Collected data
________

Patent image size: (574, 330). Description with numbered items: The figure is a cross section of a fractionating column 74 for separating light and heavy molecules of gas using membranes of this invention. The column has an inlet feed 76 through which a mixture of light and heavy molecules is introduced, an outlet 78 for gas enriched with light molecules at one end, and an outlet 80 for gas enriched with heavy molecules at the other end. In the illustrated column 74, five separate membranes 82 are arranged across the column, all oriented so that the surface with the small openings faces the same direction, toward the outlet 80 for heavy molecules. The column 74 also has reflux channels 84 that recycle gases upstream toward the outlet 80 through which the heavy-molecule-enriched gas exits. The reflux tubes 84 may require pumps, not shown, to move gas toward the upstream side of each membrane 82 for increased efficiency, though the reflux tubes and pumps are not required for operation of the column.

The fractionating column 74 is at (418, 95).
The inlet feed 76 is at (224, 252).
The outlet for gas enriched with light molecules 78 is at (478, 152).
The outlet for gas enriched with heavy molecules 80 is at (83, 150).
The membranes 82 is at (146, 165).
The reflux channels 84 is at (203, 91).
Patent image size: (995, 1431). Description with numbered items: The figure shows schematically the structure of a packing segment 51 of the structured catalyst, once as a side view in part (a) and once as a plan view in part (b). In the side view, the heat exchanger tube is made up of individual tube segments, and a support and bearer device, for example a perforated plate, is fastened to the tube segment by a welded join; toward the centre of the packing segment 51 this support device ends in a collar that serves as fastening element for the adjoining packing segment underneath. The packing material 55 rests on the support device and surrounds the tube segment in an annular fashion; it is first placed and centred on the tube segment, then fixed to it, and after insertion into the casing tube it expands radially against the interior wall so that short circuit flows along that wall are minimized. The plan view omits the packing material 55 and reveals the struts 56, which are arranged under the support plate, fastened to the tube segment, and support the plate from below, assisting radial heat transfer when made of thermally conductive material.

________

**YOUR OBJECTIVE:** Recast every line of the data above as a numbered list, omitting any blank lines.

**OUTPUT:**
1. Patent image size: (574, 330). Description with numbered items: The figure is a cross section of a fractionating column 74 for separating light and heavy molecules of gas using membranes of this invention. The column has an inlet feed 76 through which a mixture of light and heavy molecules is introduced, an outlet 78 for gas enriched with light molecules at one end, and an outlet 80 for gas enriched with heavy molecules at the other end. In the illustrated column 74, five separate membranes 82 are arranged across the column, all oriented so that the surface with the small openings faces the same direction, toward the outlet 80 for heavy molecules. The column 74 also has reflux channels 84 that recycle gases upstream toward the outlet 80 through which the heavy-molecule-enriched gas exits. The reflux tubes 84 may require pumps, not shown, to move gas toward the upstream side of each membrane 82 for increased efficiency, though the reflux tubes and pumps are not required for operation of the column.
2. The fractionating column 74 is at (418, 95).
3. The inlet feed 76 is at (224, 252).
4. The outlet for gas enriched with light molecules 78 is at (478, 152).
5. The outlet for gas enriched with heavy molecules 80 is at (83, 150).
6. The membranes 82 is at (146, 165).
7. The reflux channels 84 is at (203, 91).
8. Patent image size: (995, 1431). Description with numbered items: The figure shows schematically the structure of a packing segment 51 of the structured catalyst, once as a side view in part (a) and once as a plan view in part (b). In the side view, the heat exchanger tube is made up of individual tube segments, and a support and bearer device, for example a perforated plate, is fastened to the tube segment by a welded join; toward the centre of the packing segment 51 this support device ends in a collar that serves as fastening element for the adjoining packing segment underneath. The packing material 55 rests on the support device and surrounds the tube segment in an annular fashion; it is first placed and centred on the tube segment, then fixed to it, and after insertion into the casing tube it expands radially against the interior wall so that short circuit flows along that wall are minimized. The plan view omits the packing material 55 and reveals the struts 56, which are arranged under the support plate, fastened to the tube segment, and support the plate from below, assisting radial heat transfer when made of thermally conductive material.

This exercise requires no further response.